• **Entries**
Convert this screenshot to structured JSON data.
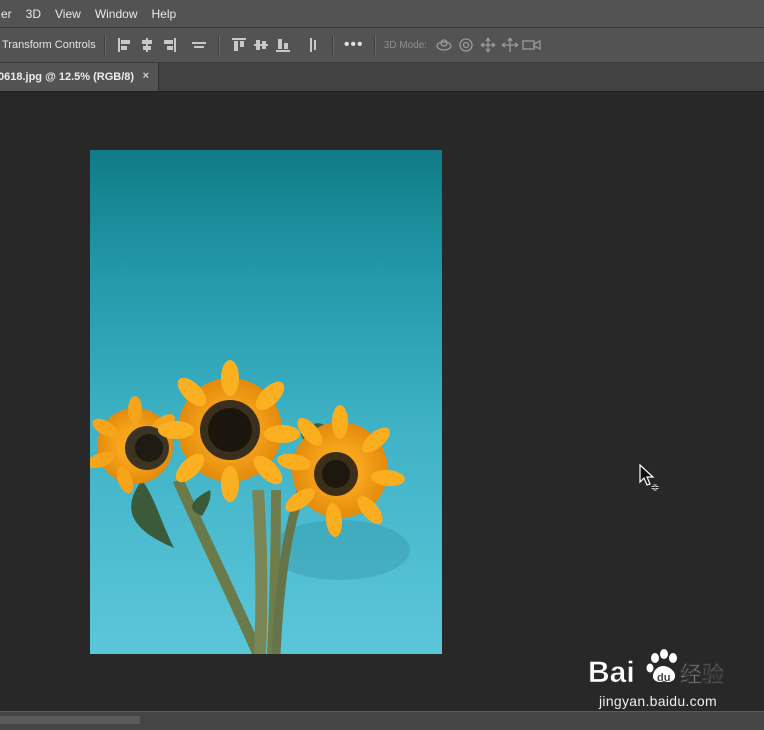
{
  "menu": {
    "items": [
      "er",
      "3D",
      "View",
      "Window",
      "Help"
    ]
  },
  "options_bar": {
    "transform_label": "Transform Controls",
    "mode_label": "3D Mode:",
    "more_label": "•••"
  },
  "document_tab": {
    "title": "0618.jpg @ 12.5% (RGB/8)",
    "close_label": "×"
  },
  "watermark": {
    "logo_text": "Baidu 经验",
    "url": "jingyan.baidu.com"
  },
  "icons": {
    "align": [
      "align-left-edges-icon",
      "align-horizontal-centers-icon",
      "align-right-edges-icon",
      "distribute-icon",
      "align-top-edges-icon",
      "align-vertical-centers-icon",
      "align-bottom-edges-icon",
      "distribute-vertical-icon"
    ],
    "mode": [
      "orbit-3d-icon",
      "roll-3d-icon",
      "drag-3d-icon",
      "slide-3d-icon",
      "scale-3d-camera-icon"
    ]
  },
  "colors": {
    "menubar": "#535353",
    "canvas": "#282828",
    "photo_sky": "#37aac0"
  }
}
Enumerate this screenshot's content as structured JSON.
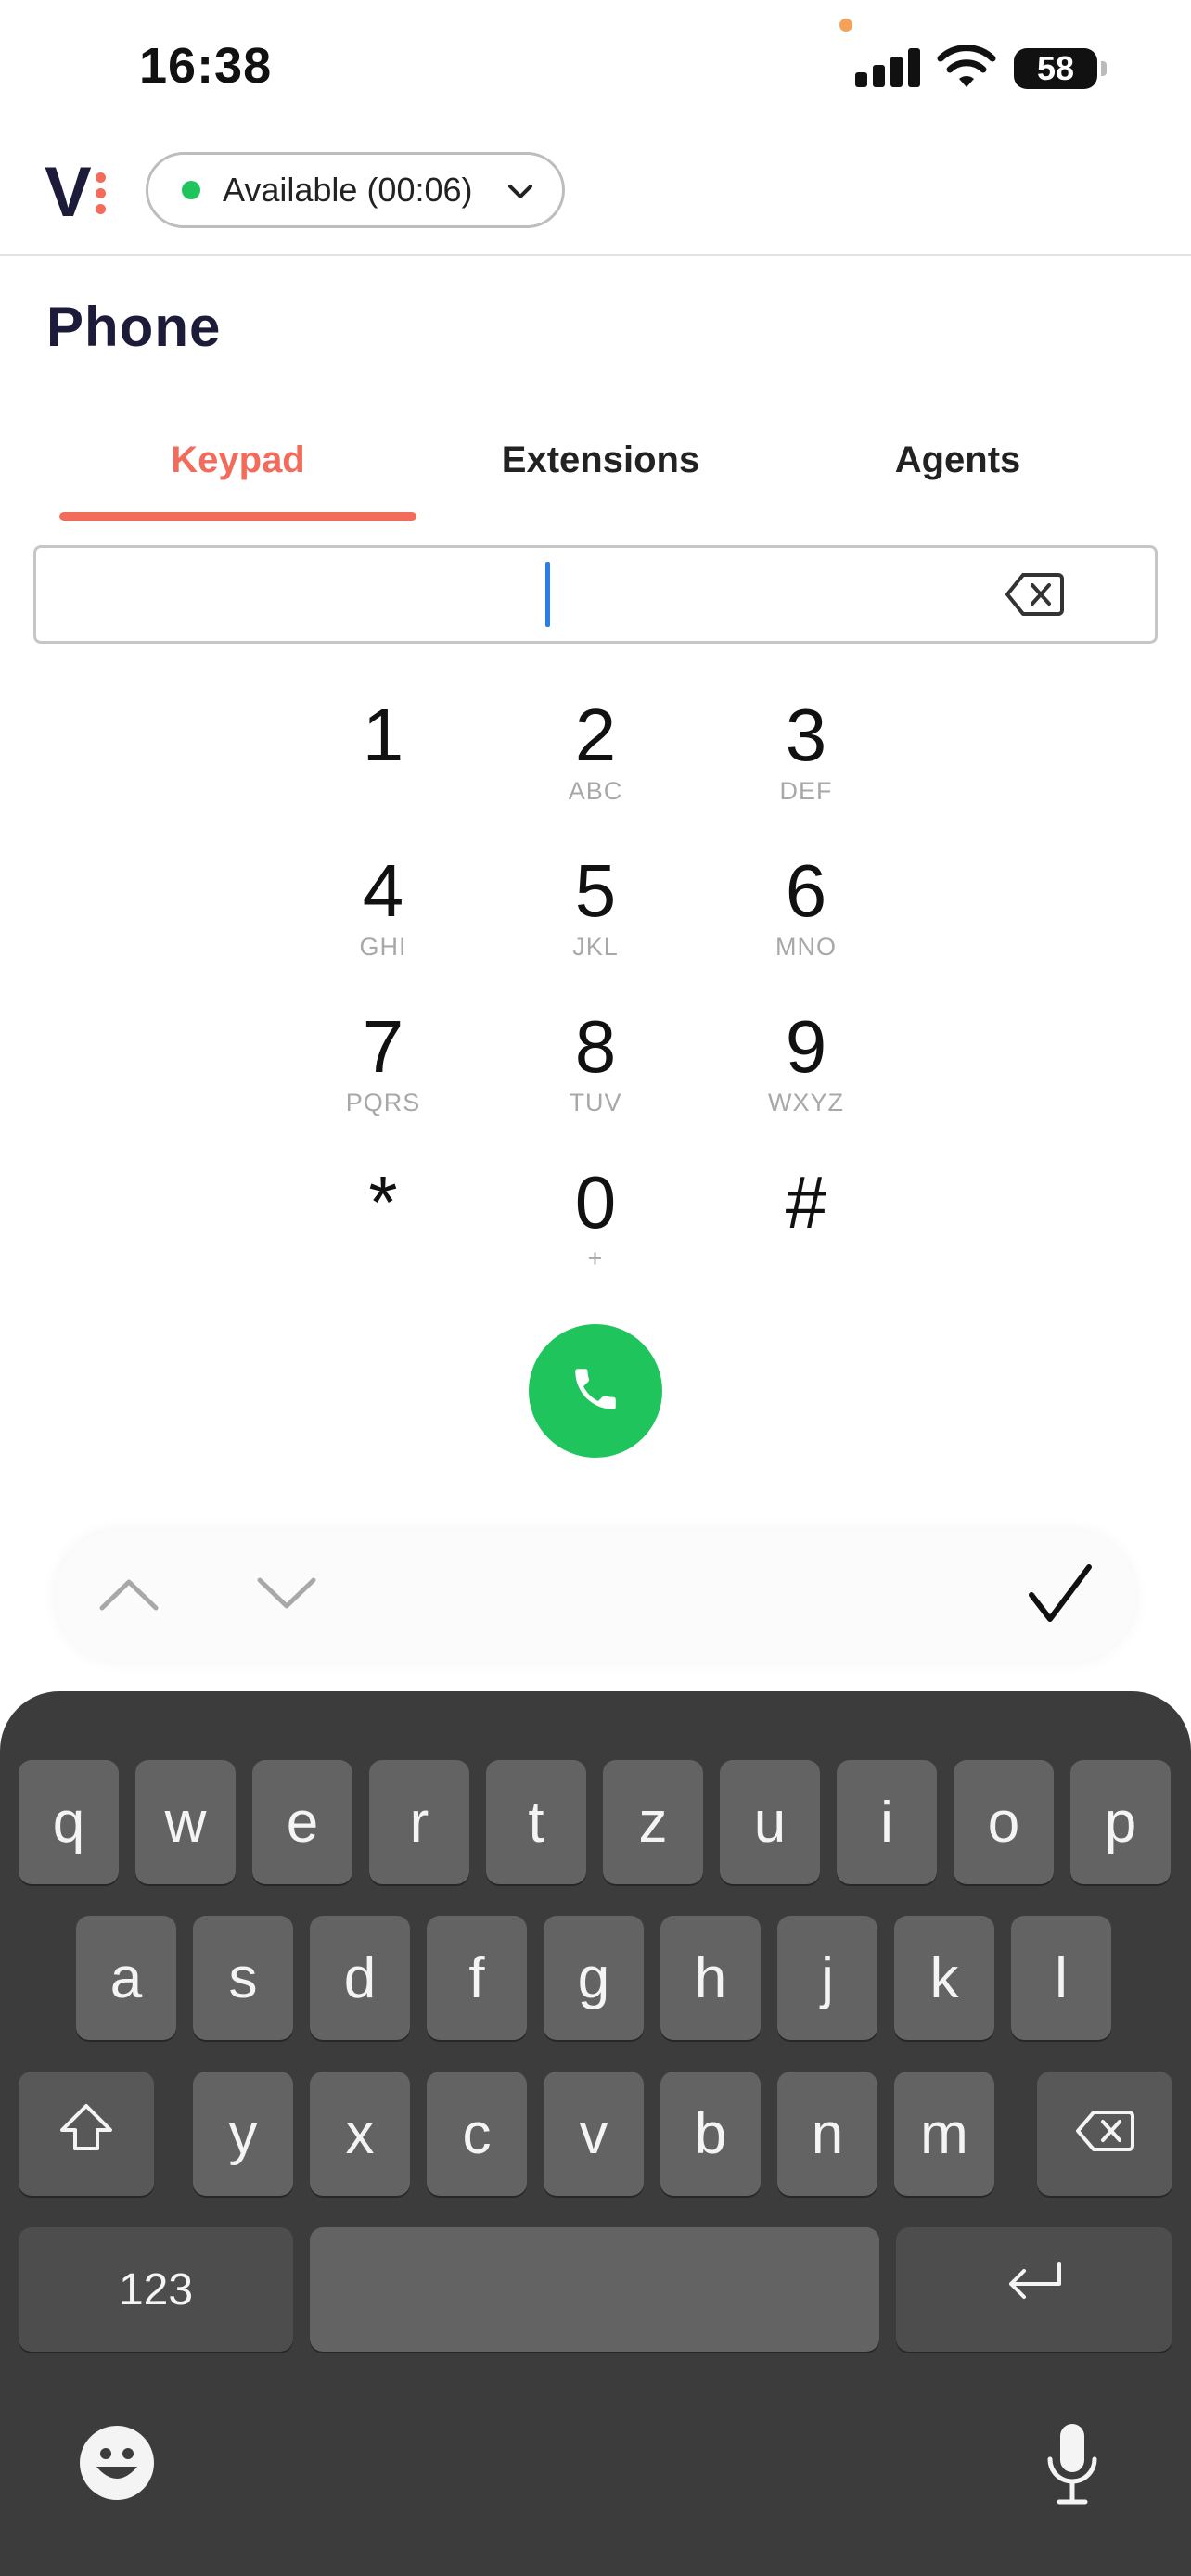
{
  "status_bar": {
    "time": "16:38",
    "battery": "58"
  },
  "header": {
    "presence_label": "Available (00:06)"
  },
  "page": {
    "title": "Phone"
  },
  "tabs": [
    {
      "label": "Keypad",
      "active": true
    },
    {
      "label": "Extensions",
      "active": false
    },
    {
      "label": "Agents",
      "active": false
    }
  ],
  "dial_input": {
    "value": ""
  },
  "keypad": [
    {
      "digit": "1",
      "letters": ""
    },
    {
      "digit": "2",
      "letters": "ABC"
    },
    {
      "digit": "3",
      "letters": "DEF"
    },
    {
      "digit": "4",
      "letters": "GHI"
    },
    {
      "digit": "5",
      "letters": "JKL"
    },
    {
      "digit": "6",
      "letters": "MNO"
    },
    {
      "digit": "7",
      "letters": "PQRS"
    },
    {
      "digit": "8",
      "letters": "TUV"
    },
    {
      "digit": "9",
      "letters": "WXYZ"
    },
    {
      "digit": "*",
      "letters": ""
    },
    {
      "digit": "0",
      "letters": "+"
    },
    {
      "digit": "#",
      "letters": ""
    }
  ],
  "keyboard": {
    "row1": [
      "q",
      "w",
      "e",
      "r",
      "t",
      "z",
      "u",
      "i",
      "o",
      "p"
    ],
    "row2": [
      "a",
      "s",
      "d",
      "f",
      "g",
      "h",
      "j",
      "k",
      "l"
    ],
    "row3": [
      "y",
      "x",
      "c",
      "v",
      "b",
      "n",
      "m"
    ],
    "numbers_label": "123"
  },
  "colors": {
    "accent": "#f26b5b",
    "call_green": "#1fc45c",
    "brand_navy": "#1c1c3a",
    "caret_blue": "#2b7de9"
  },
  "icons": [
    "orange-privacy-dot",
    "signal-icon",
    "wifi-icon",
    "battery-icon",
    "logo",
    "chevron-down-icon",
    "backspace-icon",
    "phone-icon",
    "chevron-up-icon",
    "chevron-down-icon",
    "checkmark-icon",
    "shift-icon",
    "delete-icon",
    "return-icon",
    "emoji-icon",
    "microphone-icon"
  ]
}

• **Requirement**
Look through the entries above and list every line containing "JSON".

• **Correct result**
Convert this screenshot to structured JSON data.
Enumerate this screenshot's content as structured JSON.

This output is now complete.